## Prompt
In the entries below, find every line with "forecast" and copy it.

>> start

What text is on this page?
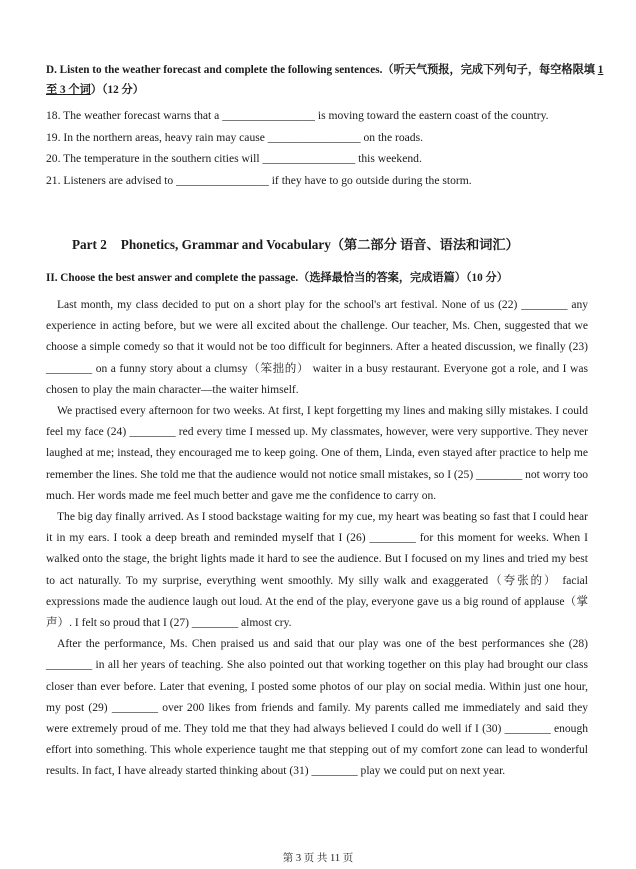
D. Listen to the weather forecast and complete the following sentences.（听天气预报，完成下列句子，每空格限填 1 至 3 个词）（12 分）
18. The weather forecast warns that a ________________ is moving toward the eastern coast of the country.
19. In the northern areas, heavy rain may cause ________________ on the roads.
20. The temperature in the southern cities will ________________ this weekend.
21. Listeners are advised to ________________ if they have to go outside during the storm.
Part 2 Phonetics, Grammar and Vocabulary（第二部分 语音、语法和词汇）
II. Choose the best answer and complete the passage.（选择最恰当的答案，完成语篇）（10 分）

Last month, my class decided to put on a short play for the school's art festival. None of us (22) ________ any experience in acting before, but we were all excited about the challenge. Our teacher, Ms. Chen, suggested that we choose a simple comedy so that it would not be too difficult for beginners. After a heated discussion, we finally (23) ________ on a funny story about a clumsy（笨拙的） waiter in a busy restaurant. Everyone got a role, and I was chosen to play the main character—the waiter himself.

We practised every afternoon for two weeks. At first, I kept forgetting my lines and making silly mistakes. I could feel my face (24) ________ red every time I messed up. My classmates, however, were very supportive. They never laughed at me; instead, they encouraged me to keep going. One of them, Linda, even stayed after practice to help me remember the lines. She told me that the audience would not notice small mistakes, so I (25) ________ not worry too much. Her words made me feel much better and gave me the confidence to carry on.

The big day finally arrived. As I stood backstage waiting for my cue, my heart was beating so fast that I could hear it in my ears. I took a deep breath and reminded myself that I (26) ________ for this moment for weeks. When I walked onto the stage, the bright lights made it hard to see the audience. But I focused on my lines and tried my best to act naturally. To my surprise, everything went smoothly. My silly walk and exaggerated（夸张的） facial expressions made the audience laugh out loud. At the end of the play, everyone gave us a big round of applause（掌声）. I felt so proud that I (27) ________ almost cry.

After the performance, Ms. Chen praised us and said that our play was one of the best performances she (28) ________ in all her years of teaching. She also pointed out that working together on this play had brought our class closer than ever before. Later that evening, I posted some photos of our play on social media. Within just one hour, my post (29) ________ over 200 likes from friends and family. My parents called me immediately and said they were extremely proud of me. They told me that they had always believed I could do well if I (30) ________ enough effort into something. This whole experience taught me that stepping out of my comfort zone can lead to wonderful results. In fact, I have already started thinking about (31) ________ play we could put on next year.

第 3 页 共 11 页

>> end

## Answer below
D. Listen to the weather forecast and complete the following sentences.（听天气预报，完成下列句子，每空格限填 1 至 3 个词）（12 分）
18. The weather forecast warns that a ________________ is moving toward the eastern coast of the country.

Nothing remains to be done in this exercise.